▶ **OBJECTIVE**: Sift the listing for lines that hold the string "title" and pull them out.

▶ **DATA ROWS**:
************

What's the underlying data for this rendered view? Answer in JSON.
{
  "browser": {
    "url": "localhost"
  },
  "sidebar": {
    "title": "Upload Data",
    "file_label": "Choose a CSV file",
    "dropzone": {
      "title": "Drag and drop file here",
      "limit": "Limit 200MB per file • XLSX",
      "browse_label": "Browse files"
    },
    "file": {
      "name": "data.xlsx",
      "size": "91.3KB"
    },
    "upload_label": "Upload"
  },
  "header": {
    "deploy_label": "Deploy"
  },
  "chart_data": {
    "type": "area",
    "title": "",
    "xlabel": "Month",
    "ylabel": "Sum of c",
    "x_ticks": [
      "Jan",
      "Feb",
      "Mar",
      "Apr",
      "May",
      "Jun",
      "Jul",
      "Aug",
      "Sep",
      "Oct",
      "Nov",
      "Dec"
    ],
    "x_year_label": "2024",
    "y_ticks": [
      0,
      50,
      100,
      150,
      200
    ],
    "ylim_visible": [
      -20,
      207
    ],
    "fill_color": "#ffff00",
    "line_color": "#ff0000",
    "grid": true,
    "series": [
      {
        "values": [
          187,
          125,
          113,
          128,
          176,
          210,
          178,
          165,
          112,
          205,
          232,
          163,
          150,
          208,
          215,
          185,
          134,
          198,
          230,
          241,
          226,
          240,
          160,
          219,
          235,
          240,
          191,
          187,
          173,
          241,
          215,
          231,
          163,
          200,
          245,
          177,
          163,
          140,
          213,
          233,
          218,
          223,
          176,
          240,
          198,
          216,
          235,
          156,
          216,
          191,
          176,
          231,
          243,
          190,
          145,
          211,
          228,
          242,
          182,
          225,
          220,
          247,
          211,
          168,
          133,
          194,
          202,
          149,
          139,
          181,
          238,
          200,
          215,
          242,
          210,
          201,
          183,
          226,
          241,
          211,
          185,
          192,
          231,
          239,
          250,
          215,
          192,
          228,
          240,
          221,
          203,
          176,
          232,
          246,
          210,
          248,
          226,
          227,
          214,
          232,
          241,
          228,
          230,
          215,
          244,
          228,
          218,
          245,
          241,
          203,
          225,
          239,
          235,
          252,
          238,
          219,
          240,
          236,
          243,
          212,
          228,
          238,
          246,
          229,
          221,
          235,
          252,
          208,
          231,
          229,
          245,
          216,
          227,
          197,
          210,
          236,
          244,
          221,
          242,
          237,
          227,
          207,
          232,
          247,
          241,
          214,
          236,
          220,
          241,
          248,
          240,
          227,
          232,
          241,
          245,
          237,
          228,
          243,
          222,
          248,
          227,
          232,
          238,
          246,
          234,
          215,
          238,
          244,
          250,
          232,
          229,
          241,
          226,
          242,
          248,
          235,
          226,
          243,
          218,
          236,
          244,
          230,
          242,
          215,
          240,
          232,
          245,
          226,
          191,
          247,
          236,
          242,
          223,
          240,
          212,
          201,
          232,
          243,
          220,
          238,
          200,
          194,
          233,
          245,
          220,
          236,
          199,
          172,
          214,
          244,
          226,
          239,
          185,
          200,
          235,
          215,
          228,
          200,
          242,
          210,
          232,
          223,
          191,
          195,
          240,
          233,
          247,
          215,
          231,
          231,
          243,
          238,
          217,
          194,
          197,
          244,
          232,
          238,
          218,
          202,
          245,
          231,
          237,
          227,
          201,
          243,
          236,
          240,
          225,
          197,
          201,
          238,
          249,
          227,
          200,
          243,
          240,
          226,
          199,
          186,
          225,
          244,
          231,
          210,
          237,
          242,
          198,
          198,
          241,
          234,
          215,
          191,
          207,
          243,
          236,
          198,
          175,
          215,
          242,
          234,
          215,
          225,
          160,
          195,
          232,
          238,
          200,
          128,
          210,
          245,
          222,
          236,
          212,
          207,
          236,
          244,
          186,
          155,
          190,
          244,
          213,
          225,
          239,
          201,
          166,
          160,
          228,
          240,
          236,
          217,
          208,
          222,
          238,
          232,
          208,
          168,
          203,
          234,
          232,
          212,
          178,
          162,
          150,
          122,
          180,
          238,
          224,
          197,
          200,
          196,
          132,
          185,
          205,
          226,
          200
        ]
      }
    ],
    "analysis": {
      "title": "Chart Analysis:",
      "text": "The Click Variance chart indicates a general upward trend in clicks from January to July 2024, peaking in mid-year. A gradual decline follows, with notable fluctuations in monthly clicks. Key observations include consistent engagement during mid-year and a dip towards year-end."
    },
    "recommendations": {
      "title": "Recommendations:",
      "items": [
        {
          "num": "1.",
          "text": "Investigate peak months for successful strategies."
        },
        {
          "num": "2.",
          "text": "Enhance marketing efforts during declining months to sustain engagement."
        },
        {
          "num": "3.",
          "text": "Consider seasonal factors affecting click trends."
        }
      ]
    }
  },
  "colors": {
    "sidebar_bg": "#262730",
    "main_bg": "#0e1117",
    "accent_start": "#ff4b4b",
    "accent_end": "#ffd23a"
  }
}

************

▶ **REPLY TO THE TASK**:
    "title": "Upload Data",
      "title": "Drag and drop file here",
    "title": "",
      "title": "Chart Analysis:",
      "title": "Recommendations:",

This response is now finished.